## Aim of the exercise:
Present every line in which the string "time" appears.
★ ★ ★ ★ ★ ★ ★
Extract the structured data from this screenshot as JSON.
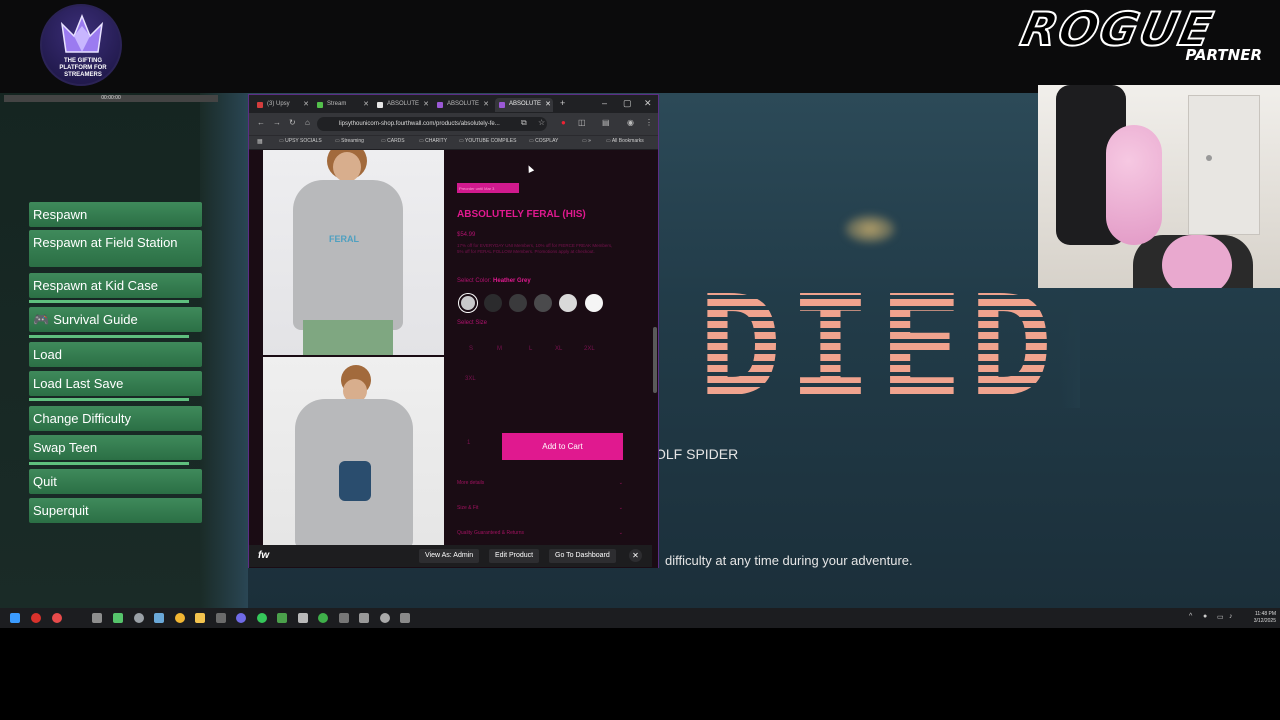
{
  "platform_logo": {
    "icon": "crown-gem-icon",
    "caption_line1": "THE GIFTING",
    "caption_line2": "PLATFORM FOR",
    "caption_line3": "STREAMERS"
  },
  "partner_badge": {
    "title": "ROGUE",
    "subtitle": "PARTNER"
  },
  "mini_bar": {
    "label": "00:00:00"
  },
  "game_menu": {
    "items": [
      {
        "label": "Respawn"
      },
      {
        "label": "Respawn at Field Station"
      },
      {
        "label": "Respawn at Kid Case"
      },
      {
        "label": "Survival Guide",
        "icon": "gamepad-icon"
      },
      {
        "label": "Load"
      },
      {
        "label": "Load Last Save"
      },
      {
        "label": "Change Difficulty"
      },
      {
        "label": "Swap Teen"
      },
      {
        "label": "Quit"
      },
      {
        "label": "Superquit"
      }
    ]
  },
  "death_screen": {
    "title": "DIED",
    "cause": "OLF SPIDER",
    "tip": "difficulty at any time during your adventure."
  },
  "browser": {
    "tabs": [
      {
        "label": "(3) Upsy",
        "color": "#d43d3d"
      },
      {
        "label": "Stream",
        "color": "#53c04b"
      },
      {
        "label": "ABSOLUTE",
        "color": "#e6e6e6"
      },
      {
        "label": "ABSOLUTE",
        "color": "#9b59d6"
      },
      {
        "label": "ABSOLUTE",
        "color": "#9b59d6"
      }
    ],
    "new_tab": "+",
    "url": "lipsythounicorn-shop.fourthwall.com/products/absolutely-fe...",
    "bookmarks": [
      "UPSY SOCIALS",
      "Streaming",
      "CARDS",
      "CHARITY",
      "YOUTUBE COMPILES",
      "COSPLAY",
      "»",
      "All Bookmarks"
    ]
  },
  "product": {
    "badge": "Preorder until Mar 3",
    "title": "ABSOLUTELY FERAL (HIS)",
    "price": "$54.99",
    "promo": "17% off for EVERYDAY UNI Members, 10% off for FIERCE FREAK Members, 5% off for FERAL FOLLOW Members. Promotions apply at checkout.",
    "color_label": "Select Color:",
    "color_value": "Heather Grey",
    "swatches": [
      "#c9c9cb",
      "#2b2b2d",
      "#3a3a3c",
      "#4a4a4c",
      "#d9d9d9",
      "#f5f5f5"
    ],
    "size_label": "Select Size",
    "sizes": [
      "S",
      "M",
      "L",
      "XL",
      "2XL",
      "3XL"
    ],
    "quantity": "1",
    "add_to_cart": "Add to Cart",
    "accordions": [
      "More details",
      "Size & Fit",
      "Quality Guaranteed & Returns"
    ],
    "hoodie_print": "FERAL"
  },
  "admin_bar": {
    "logo": "fw",
    "view_as": "View As: Admin",
    "edit_product": "Edit Product",
    "dashboard": "Go To Dashboard"
  },
  "taskbar": {
    "time": "11:48 PM",
    "date": "3/12/2025",
    "icons": [
      "windows-icon",
      "app-red-icon",
      "app-target-icon",
      "search-icon",
      "chat-icon",
      "settings-icon",
      "app-feather-icon",
      "chrome-icon",
      "folder-icon",
      "app-game-icon",
      "app-discord-icon",
      "spotify-icon",
      "app-green-icon",
      "app-obs-icon",
      "xbox-icon",
      "app-gray-icon",
      "app-gear-icon",
      "app-box-icon",
      "app-steam-icon"
    ]
  }
}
★ ★ ★ ★ ★ ★ ★
## Output:
    "tip": "difficulty at any time during your adventure."
    "time": "11:48 PM",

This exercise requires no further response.